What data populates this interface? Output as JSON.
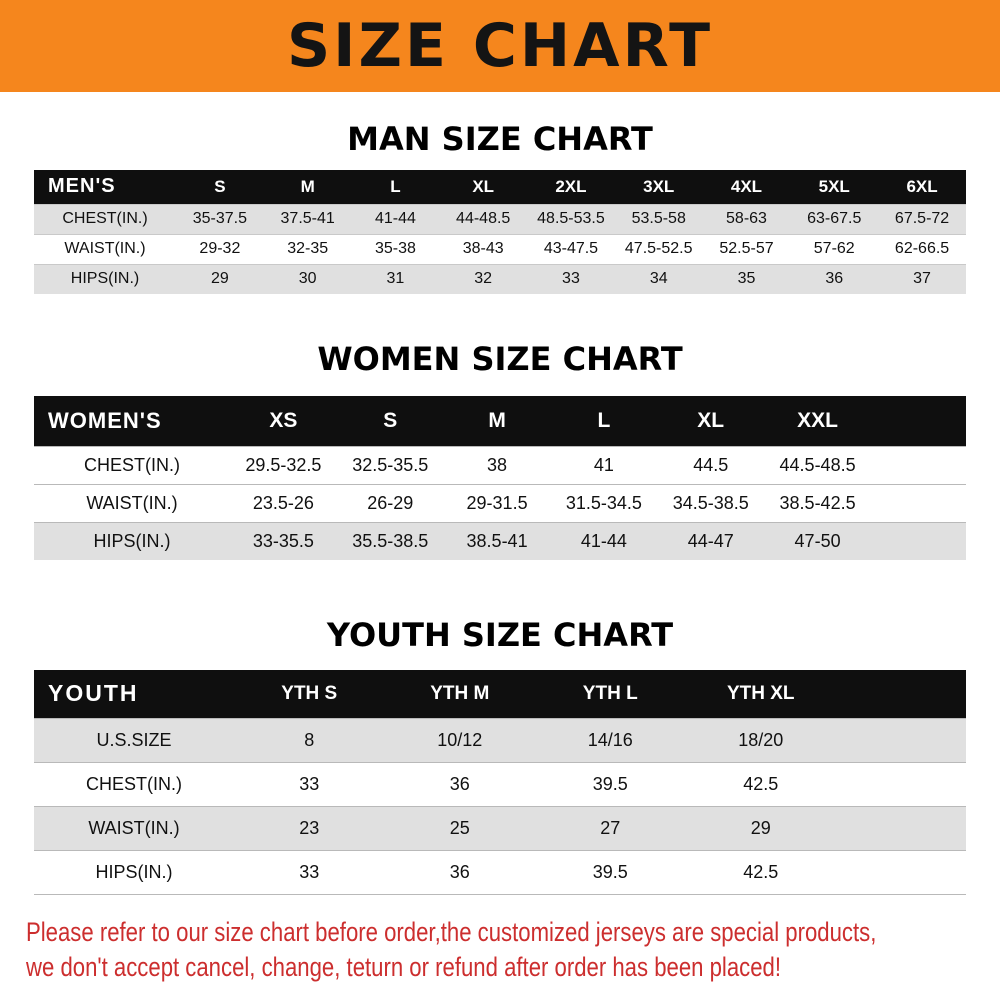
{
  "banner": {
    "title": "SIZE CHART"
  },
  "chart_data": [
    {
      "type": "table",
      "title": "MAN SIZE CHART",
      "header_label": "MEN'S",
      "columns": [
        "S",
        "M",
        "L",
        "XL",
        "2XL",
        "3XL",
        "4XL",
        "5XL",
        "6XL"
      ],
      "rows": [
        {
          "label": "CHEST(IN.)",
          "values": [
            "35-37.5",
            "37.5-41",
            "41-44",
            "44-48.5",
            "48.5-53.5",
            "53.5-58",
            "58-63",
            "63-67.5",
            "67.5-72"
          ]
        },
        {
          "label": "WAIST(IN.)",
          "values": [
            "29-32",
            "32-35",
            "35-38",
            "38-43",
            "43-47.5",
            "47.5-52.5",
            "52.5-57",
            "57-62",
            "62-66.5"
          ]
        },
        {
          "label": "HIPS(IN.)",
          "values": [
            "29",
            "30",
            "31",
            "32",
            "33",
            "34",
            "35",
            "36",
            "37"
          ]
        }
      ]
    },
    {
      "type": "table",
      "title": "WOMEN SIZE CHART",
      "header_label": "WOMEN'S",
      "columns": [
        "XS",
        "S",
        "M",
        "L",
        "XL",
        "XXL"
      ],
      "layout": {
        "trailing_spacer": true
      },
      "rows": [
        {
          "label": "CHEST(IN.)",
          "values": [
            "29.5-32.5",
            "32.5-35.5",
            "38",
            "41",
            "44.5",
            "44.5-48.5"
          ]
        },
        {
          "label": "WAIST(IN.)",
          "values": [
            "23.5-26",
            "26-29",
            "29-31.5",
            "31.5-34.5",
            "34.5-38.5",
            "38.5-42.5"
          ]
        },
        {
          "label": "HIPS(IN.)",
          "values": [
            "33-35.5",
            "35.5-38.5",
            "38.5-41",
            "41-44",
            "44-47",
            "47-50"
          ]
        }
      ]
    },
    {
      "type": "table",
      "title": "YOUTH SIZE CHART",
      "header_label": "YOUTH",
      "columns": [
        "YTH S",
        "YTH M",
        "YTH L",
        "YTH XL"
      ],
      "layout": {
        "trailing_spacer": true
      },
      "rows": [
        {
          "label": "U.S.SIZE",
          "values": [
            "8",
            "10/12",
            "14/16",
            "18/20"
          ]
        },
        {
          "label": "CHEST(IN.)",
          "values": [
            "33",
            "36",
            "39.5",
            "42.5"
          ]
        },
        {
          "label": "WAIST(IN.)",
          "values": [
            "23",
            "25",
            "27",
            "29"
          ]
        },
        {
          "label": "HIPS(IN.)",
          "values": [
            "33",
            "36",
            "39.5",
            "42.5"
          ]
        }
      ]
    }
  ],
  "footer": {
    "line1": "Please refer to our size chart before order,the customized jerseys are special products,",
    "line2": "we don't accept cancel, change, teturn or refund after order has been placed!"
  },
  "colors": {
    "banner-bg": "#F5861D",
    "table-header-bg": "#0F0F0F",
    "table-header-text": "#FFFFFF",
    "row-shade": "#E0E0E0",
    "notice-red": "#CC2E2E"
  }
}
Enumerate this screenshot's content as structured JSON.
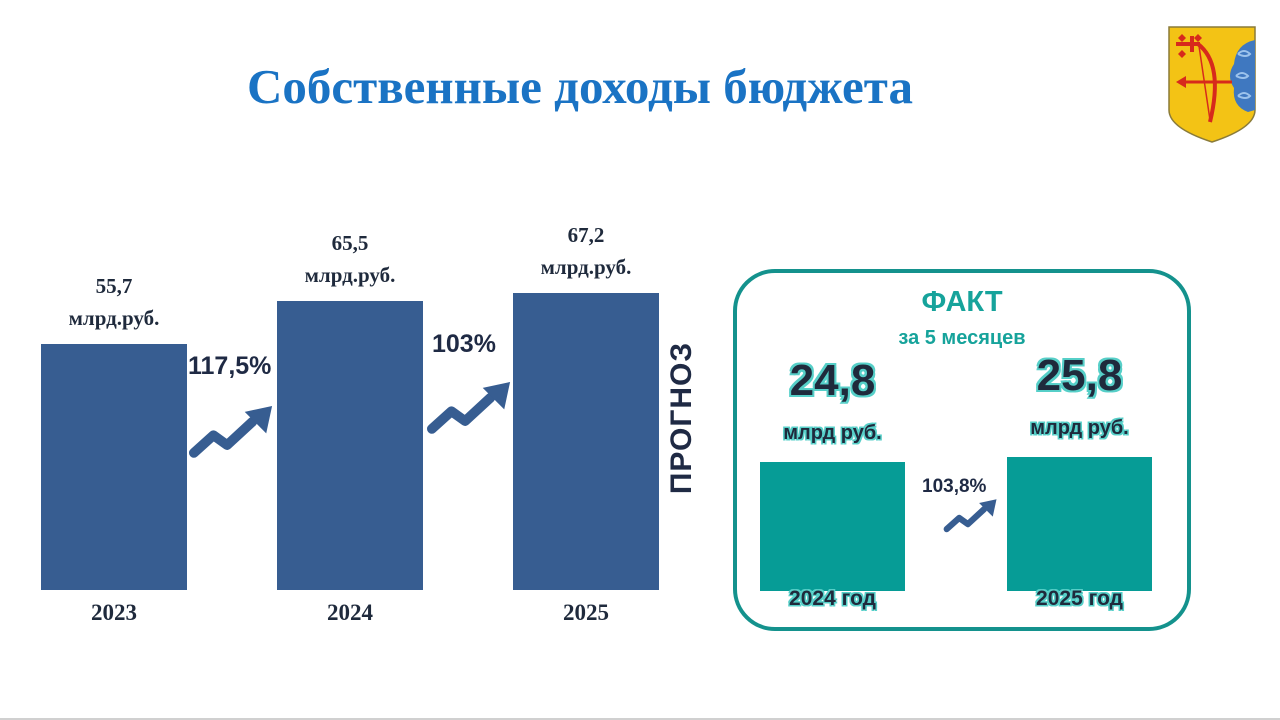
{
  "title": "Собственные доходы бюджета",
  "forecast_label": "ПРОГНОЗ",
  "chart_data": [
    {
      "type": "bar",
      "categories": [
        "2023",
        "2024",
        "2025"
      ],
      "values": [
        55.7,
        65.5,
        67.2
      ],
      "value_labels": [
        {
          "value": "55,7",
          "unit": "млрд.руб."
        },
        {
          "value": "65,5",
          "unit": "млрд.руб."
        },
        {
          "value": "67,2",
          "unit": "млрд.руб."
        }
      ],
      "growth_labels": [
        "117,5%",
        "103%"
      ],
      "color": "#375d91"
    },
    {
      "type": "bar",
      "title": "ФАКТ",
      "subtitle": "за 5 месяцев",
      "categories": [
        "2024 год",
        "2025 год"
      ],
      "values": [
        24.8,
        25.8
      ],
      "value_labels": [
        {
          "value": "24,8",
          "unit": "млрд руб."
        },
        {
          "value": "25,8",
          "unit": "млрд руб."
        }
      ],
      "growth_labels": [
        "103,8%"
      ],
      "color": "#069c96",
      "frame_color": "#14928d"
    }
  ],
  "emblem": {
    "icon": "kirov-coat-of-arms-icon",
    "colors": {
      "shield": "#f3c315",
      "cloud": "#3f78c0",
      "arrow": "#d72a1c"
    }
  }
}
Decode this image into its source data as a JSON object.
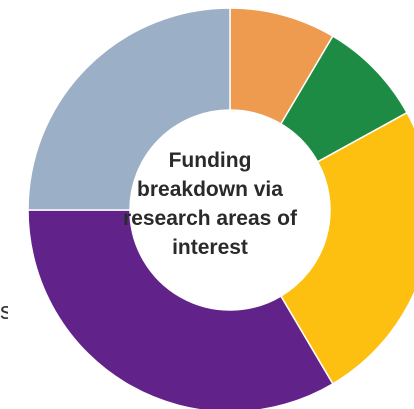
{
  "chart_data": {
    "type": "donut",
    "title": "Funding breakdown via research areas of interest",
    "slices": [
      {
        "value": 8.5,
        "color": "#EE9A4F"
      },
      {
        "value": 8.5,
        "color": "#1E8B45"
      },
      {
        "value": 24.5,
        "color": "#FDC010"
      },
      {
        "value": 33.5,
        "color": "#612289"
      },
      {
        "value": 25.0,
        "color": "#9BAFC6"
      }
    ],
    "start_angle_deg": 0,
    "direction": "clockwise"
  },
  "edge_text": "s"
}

#### What the task asks:
Retype each line of the listing above word for word. Exclude the pictures.

#### Worked solution:
What data populates this interface? Output as JSON.
{
  "banner": {
    "title": "SIZE CHART"
  },
  "chart_data": [
    {
      "type": "table",
      "title": "MAN SIZE CHART",
      "header_label": "MEN'S",
      "columns": [
        "S",
        "M",
        "L",
        "XL",
        "2XL",
        "3XL",
        "4XL",
        "5XL",
        "6XL"
      ],
      "rows": [
        {
          "label": "CHEST(IN.)",
          "values": [
            "35-37.5",
            "37.5-41",
            "41-44",
            "44-48.5",
            "48.5-53.5",
            "53.5-58",
            "58-63",
            "63-67.5",
            "67.5-72"
          ]
        },
        {
          "label": "WAIST(IN.)",
          "values": [
            "29-32",
            "32-35",
            "35-38",
            "38-43",
            "43-47.5",
            "47.5-52.5",
            "52.5-57",
            "57-62",
            "62-66.5"
          ]
        },
        {
          "label": "HIPS(IN.)",
          "values": [
            "29",
            "30",
            "31",
            "32",
            "33",
            "34",
            "35",
            "36",
            "37"
          ]
        }
      ]
    },
    {
      "type": "table",
      "title": "WOMEN SIZE CHART",
      "header_label": "WOMEN'S",
      "columns": [
        "XS",
        "S",
        "M",
        "L",
        "XL",
        "XXL"
      ],
      "layout": {
        "trailing_spacer": true
      },
      "rows": [
        {
          "label": "CHEST(IN.)",
          "values": [
            "29.5-32.5",
            "32.5-35.5",
            "38",
            "41",
            "44.5",
            "44.5-48.5"
          ]
        },
        {
          "label": "WAIST(IN.)",
          "values": [
            "23.5-26",
            "26-29",
            "29-31.5",
            "31.5-34.5",
            "34.5-38.5",
            "38.5-42.5"
          ]
        },
        {
          "label": "HIPS(IN.)",
          "values": [
            "33-35.5",
            "35.5-38.5",
            "38.5-41",
            "41-44",
            "44-47",
            "47-50"
          ]
        }
      ]
    },
    {
      "type": "table",
      "title": "YOUTH SIZE CHART",
      "header_label": "YOUTH",
      "columns": [
        "YTH S",
        "YTH M",
        "YTH L",
        "YTH XL"
      ],
      "layout": {
        "trailing_spacer": true
      },
      "rows": [
        {
          "label": "U.S.SIZE",
          "values": [
            "8",
            "10/12",
            "14/16",
            "18/20"
          ]
        },
        {
          "label": "CHEST(IN.)",
          "values": [
            "33",
            "36",
            "39.5",
            "42.5"
          ]
        },
        {
          "label": "WAIST(IN.)",
          "values": [
            "23",
            "25",
            "27",
            "29"
          ]
        },
        {
          "label": "HIPS(IN.)",
          "values": [
            "33",
            "36",
            "39.5",
            "42.5"
          ]
        }
      ]
    }
  ],
  "footer": {
    "line1": "Please refer to our size chart before order,the customized jerseys are special products,",
    "line2": "we don't accept cancel, change, teturn or refund after order has been placed!"
  },
  "colors": {
    "banner-bg": "#F5861D",
    "table-header-bg": "#0F0F0F",
    "table-header-text": "#FFFFFF",
    "row-shade": "#E0E0E0",
    "notice-red": "#CC2E2E"
  }
}
Enumerate this screenshot's content as structured JSON.
{
  "title": "Собственные доходы бюджета",
  "forecast_label": "ПРОГНОЗ",
  "chart_data": [
    {
      "type": "bar",
      "categories": [
        "2023",
        "2024",
        "2025"
      ],
      "values": [
        55.7,
        65.5,
        67.2
      ],
      "value_labels": [
        {
          "value": "55,7",
          "unit": "млрд.руб."
        },
        {
          "value": "65,5",
          "unit": "млрд.руб."
        },
        {
          "value": "67,2",
          "unit": "млрд.руб."
        }
      ],
      "growth_labels": [
        "117,5%",
        "103%"
      ],
      "color": "#375d91"
    },
    {
      "type": "bar",
      "title": "ФАКТ",
      "subtitle": "за 5 месяцев",
      "categories": [
        "2024 год",
        "2025 год"
      ],
      "values": [
        24.8,
        25.8
      ],
      "value_labels": [
        {
          "value": "24,8",
          "unit": "млрд руб."
        },
        {
          "value": "25,8",
          "unit": "млрд руб."
        }
      ],
      "growth_labels": [
        "103,8%"
      ],
      "color": "#069c96",
      "frame_color": "#14928d"
    }
  ],
  "emblem": {
    "icon": "kirov-coat-of-arms-icon",
    "colors": {
      "shield": "#f3c315",
      "cloud": "#3f78c0",
      "arrow": "#d72a1c"
    }
  }
}
Decode this image into its source data as a JSON object.
{
  "chart_data": {
    "type": "donut",
    "title": "Funding breakdown via research areas of interest",
    "slices": [
      {
        "value": 8.5,
        "color": "#EE9A4F"
      },
      {
        "value": 8.5,
        "color": "#1E8B45"
      },
      {
        "value": 24.5,
        "color": "#FDC010"
      },
      {
        "value": 33.5,
        "color": "#612289"
      },
      {
        "value": 25.0,
        "color": "#9BAFC6"
      }
    ],
    "start_angle_deg": 0,
    "direction": "clockwise"
  },
  "edge_text": "s"
}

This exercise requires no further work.